▶ Set problem
Keep only those lines of the records that include the string "Very".
## begin Records for this task
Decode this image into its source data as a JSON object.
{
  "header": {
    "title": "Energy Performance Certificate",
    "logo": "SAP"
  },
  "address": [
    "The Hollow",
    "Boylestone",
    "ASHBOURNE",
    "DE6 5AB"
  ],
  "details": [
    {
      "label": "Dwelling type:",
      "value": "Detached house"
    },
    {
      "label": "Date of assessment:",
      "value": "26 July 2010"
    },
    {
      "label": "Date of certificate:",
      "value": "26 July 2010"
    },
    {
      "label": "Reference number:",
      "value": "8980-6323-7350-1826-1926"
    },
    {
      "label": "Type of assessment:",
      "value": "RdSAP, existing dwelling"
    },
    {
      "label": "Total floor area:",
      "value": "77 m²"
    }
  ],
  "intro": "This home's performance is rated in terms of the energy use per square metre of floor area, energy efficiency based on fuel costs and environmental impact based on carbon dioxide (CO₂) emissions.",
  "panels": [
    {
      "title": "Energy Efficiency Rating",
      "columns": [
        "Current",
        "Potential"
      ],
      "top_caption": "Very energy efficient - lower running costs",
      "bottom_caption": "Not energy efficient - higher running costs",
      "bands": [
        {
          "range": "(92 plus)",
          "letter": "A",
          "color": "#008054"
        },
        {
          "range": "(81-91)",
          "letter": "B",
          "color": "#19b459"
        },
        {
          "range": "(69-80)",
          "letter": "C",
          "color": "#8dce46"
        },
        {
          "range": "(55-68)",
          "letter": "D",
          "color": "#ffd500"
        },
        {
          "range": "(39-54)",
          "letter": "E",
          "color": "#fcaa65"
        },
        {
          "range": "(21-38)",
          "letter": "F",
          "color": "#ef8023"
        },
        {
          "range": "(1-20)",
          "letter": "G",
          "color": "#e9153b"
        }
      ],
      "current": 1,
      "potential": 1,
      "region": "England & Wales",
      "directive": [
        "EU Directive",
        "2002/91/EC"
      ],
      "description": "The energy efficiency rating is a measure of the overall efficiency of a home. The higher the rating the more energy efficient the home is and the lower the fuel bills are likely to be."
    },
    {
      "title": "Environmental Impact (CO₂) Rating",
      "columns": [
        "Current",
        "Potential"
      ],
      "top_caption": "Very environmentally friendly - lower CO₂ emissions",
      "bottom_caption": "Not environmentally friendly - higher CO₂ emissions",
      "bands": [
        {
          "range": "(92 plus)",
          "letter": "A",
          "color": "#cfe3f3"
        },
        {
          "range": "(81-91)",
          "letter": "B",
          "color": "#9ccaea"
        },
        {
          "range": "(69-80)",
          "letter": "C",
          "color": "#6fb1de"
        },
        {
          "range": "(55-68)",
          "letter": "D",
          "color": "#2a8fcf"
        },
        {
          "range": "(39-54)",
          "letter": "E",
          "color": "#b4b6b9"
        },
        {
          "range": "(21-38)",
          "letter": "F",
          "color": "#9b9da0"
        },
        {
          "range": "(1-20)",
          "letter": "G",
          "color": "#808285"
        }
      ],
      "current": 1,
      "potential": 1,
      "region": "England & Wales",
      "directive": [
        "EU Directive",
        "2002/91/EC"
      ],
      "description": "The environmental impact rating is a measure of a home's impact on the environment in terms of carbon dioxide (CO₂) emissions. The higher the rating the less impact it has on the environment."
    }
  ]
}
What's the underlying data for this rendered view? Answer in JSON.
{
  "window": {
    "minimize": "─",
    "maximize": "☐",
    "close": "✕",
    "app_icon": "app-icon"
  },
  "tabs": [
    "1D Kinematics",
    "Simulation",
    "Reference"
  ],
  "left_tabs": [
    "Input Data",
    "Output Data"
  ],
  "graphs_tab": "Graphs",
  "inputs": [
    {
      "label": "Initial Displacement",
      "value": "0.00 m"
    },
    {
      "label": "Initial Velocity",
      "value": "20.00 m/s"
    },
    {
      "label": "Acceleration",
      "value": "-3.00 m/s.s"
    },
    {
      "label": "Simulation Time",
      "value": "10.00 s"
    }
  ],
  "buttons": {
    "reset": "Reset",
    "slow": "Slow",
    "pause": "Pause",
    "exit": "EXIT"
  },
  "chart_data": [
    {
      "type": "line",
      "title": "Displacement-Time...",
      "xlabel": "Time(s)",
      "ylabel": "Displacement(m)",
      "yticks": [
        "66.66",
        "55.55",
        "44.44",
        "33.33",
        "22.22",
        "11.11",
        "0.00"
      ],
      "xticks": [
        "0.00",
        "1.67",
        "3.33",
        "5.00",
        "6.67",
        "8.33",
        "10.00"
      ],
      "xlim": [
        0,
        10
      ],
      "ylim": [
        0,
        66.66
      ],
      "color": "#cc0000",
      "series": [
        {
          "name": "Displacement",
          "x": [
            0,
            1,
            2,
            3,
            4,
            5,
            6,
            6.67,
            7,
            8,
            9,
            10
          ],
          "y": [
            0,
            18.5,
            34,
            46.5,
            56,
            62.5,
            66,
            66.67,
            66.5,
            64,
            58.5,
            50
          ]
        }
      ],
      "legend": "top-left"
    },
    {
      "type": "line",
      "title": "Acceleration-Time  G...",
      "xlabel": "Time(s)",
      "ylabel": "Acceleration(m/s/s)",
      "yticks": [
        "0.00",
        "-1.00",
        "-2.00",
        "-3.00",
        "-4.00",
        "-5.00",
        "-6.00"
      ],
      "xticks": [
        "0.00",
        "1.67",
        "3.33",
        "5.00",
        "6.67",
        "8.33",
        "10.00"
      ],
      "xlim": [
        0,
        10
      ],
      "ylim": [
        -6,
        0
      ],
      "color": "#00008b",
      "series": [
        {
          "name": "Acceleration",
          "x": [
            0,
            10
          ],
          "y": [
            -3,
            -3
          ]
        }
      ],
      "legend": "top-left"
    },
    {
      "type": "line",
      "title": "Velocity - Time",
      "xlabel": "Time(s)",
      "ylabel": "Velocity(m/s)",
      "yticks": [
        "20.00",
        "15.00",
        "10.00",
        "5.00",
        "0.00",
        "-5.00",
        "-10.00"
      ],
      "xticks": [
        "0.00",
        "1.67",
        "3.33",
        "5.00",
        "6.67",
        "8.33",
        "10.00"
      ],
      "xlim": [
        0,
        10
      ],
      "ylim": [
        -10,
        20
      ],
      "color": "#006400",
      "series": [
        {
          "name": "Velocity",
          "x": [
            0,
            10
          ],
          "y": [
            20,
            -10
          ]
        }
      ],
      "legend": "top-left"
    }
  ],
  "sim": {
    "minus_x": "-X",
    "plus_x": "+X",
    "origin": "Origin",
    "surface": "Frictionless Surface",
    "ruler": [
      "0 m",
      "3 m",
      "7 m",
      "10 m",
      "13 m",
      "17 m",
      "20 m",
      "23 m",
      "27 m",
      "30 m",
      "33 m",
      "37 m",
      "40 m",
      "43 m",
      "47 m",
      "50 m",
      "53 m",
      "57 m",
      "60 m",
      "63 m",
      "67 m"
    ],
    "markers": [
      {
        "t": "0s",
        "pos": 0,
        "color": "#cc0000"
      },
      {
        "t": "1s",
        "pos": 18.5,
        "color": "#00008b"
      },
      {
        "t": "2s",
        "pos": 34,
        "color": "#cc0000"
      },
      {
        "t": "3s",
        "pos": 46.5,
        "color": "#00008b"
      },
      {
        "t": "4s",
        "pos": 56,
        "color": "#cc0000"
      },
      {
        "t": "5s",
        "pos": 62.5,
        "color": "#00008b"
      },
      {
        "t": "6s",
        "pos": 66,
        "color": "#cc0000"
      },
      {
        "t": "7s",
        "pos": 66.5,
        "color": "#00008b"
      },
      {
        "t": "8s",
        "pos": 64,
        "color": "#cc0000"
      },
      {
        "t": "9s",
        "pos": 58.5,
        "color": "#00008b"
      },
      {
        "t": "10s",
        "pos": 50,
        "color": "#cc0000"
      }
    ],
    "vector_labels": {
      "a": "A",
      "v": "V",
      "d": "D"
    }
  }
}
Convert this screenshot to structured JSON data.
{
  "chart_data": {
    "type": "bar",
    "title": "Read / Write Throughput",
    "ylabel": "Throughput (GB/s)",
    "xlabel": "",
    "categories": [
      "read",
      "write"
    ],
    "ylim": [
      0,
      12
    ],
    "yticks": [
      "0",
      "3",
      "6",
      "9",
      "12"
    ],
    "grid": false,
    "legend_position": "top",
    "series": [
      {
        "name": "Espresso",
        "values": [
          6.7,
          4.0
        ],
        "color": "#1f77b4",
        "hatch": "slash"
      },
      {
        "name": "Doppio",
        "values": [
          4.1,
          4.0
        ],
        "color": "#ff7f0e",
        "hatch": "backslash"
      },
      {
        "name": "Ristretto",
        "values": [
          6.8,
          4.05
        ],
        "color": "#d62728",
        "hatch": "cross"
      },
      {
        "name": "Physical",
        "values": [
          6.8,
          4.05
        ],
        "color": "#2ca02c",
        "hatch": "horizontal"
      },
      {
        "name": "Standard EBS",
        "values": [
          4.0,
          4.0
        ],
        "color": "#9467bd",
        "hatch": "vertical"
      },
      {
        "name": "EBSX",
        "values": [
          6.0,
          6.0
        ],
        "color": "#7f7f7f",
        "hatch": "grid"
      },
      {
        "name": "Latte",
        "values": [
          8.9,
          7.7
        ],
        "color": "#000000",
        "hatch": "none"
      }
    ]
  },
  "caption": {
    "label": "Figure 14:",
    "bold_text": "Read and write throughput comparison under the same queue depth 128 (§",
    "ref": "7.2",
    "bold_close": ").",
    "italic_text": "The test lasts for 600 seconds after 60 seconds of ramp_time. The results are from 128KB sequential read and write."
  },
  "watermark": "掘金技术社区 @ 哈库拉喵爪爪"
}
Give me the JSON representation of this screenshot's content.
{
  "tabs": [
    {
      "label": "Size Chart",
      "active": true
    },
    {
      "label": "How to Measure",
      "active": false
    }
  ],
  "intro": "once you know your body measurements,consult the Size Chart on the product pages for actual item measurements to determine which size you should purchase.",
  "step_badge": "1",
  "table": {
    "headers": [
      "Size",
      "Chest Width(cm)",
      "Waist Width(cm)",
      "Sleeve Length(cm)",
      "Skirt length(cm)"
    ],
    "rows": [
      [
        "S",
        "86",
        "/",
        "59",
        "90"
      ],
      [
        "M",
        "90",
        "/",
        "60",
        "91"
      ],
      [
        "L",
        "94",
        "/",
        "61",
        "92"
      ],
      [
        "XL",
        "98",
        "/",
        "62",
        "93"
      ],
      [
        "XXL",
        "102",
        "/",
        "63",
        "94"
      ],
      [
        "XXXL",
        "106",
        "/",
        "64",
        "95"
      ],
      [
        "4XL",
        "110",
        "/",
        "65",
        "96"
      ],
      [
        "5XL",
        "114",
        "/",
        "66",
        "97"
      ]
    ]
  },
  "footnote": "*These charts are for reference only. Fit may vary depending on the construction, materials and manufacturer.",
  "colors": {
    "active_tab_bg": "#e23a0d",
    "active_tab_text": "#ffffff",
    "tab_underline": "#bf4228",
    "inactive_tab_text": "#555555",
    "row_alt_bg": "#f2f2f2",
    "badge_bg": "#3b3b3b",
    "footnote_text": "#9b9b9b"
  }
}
## end Records for this task
▶ Answer in full
      "top_caption": "Very energy efficient - lower running costs",
      "top_caption": "Very environmentally friendly - lower CO₂ emissions",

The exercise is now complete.